# WRITTEN INSTRUCTION
Search the records for "number" and copy each line that holds it.

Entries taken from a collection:

◇ ◇ ◇ ◇

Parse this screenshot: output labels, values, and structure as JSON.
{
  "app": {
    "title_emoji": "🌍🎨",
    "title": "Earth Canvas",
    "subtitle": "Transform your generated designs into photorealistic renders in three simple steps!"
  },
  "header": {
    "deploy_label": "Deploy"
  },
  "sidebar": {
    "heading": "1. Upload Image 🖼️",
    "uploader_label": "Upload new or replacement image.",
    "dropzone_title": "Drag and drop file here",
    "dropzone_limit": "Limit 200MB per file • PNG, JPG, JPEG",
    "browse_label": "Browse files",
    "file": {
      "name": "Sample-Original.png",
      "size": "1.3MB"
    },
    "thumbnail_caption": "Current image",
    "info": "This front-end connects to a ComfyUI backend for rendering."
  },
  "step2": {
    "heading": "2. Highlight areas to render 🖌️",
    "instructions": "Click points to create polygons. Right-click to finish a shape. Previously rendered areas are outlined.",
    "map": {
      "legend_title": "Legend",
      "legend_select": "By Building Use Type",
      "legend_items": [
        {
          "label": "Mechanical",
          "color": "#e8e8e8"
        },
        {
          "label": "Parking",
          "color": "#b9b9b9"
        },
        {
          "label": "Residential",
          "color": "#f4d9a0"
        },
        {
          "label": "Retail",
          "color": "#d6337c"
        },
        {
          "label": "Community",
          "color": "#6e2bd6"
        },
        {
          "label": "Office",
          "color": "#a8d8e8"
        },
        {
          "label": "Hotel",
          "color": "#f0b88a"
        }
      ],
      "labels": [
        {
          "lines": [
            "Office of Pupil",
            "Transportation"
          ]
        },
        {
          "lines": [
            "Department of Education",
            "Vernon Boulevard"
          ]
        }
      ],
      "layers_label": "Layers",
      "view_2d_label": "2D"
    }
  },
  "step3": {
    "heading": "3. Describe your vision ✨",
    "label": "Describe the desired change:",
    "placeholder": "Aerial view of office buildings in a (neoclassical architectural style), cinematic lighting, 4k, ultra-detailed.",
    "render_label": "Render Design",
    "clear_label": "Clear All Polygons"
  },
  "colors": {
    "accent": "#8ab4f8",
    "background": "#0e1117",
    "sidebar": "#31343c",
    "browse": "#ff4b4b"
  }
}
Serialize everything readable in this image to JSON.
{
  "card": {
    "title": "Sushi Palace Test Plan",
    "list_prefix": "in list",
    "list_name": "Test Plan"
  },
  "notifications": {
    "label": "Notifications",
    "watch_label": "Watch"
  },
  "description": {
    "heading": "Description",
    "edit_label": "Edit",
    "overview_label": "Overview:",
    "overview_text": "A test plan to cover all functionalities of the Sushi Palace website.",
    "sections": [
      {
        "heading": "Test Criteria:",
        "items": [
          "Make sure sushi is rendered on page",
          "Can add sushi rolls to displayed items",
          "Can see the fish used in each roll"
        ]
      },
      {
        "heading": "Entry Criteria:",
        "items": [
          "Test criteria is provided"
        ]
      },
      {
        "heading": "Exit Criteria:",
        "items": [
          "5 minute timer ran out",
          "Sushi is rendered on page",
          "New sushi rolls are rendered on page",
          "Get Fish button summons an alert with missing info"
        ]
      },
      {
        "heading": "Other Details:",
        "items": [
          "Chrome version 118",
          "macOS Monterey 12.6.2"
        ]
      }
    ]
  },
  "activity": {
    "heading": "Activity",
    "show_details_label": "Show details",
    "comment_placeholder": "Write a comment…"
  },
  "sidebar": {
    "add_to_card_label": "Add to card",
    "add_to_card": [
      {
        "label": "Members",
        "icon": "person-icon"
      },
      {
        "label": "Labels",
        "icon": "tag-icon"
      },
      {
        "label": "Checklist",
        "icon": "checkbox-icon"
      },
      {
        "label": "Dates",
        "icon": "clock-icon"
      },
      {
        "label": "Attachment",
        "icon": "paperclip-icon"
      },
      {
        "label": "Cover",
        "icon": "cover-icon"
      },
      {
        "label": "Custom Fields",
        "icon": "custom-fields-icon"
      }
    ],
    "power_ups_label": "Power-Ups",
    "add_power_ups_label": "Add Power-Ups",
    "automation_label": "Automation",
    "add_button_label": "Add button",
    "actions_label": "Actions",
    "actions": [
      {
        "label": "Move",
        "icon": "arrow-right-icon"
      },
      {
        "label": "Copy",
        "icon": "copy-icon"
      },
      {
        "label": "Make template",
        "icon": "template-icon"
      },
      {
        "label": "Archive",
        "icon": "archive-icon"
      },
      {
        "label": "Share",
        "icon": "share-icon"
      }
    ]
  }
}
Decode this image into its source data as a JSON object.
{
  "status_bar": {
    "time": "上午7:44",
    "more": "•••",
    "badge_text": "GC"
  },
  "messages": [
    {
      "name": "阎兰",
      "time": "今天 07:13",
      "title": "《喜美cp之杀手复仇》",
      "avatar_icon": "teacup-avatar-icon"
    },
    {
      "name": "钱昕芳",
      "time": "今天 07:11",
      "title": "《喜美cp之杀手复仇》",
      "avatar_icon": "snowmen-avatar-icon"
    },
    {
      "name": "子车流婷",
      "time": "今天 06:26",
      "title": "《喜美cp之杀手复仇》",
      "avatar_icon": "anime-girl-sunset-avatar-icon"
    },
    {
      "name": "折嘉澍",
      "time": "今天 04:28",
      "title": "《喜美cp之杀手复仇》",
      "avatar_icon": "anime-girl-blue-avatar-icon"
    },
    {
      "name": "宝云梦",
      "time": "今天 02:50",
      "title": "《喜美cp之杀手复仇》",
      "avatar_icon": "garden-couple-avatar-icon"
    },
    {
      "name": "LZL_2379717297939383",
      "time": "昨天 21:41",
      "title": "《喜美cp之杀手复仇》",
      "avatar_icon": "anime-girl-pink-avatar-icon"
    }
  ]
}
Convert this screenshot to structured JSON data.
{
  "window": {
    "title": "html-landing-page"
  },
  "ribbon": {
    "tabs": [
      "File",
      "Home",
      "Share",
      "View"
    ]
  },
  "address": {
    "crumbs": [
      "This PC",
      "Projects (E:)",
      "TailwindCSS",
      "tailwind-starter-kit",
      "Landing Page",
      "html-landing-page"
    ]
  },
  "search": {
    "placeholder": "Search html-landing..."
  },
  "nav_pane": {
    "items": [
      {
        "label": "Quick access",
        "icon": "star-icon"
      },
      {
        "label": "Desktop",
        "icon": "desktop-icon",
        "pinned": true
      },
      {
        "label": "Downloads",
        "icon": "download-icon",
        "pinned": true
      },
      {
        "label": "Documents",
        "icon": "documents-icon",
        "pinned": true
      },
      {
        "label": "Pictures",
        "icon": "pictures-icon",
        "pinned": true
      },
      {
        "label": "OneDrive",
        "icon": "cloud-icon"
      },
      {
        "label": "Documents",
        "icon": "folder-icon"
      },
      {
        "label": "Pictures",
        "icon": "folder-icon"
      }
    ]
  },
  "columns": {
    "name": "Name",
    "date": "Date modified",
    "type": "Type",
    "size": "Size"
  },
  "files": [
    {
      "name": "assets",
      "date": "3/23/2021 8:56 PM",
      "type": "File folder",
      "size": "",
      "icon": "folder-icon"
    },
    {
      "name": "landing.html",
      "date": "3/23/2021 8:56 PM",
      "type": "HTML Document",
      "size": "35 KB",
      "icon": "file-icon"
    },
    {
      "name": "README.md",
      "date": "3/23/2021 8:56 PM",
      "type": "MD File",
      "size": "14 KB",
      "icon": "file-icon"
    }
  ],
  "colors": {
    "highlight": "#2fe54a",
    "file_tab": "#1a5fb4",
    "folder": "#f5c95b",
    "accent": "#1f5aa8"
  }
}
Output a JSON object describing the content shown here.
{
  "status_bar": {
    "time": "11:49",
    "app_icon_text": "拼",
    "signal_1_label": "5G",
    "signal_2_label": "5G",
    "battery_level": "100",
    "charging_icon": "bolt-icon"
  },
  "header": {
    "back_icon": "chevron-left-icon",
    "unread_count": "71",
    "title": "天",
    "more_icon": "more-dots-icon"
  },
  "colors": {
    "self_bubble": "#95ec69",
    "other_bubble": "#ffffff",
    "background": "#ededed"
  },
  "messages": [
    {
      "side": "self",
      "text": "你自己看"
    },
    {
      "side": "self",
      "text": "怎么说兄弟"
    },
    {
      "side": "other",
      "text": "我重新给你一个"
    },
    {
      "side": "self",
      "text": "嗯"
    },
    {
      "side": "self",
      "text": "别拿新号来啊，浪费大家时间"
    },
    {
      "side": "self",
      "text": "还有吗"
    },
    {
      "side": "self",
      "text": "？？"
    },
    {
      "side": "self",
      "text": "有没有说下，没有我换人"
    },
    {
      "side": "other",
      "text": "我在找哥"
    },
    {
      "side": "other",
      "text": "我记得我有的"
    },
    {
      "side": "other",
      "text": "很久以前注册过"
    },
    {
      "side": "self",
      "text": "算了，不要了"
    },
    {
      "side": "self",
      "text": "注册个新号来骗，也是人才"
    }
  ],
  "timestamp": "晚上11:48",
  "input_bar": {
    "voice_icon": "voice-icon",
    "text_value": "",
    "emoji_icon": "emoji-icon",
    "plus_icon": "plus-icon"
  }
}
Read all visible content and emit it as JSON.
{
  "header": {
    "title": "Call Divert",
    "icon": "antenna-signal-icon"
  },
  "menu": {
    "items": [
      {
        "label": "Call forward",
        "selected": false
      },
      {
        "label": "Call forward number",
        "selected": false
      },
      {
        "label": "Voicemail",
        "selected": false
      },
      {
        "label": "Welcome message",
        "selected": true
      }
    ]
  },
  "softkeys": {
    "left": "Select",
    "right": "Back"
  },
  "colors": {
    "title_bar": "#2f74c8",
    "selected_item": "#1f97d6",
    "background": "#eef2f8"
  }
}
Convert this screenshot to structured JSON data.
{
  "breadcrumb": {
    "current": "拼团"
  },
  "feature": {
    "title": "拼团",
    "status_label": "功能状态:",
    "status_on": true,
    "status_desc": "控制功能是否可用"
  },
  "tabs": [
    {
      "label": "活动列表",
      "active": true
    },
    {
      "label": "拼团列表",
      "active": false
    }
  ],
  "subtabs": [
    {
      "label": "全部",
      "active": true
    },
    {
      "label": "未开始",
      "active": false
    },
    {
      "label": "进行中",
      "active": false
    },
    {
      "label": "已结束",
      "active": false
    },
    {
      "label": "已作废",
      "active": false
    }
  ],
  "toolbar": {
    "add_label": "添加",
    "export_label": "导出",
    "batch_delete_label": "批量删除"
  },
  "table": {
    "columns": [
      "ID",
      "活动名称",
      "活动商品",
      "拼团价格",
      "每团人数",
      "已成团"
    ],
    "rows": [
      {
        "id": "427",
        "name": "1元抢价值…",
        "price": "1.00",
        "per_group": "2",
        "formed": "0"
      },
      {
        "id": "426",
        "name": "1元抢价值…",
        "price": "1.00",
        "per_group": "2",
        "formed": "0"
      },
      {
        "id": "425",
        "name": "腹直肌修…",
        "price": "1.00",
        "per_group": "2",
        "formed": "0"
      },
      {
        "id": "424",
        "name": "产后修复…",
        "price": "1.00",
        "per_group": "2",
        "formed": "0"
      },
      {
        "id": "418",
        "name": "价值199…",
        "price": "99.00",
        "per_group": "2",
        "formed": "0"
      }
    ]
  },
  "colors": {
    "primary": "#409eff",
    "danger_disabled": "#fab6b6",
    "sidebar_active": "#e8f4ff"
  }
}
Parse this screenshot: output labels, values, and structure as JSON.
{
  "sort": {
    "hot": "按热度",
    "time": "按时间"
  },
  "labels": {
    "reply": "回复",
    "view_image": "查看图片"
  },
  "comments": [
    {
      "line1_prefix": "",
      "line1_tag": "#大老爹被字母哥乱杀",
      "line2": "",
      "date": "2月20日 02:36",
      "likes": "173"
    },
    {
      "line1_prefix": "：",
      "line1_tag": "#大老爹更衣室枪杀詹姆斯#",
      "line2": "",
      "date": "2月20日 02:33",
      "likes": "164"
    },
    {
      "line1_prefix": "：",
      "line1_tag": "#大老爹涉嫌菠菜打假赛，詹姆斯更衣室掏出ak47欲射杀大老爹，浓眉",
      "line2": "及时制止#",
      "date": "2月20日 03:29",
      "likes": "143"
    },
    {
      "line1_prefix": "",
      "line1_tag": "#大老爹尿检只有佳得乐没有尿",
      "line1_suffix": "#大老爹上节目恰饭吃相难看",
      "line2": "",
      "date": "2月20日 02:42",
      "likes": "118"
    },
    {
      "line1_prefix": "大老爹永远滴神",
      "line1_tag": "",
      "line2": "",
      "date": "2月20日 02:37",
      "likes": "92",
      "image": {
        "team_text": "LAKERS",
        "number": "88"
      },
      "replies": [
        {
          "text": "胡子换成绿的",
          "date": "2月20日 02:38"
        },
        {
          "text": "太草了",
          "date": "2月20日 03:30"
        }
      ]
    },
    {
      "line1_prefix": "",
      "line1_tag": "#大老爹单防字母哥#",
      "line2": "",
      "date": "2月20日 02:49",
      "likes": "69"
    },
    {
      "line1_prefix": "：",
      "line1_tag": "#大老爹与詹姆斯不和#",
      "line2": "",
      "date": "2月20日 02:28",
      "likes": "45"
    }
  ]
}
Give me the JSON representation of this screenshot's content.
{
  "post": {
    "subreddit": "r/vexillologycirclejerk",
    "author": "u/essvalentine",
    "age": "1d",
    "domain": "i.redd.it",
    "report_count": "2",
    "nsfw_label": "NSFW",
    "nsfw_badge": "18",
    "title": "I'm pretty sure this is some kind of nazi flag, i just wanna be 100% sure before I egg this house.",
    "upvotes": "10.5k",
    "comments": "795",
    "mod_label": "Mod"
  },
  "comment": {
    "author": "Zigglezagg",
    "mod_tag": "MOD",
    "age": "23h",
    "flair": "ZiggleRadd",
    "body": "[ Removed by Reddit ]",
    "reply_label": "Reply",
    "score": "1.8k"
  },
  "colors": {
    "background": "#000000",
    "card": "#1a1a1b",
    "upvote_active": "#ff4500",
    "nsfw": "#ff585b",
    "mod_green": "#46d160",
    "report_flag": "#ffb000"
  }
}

◇ ◇ ◇ ◇

# SOLUTION
        "label": "Call forward number",
        "number": "88"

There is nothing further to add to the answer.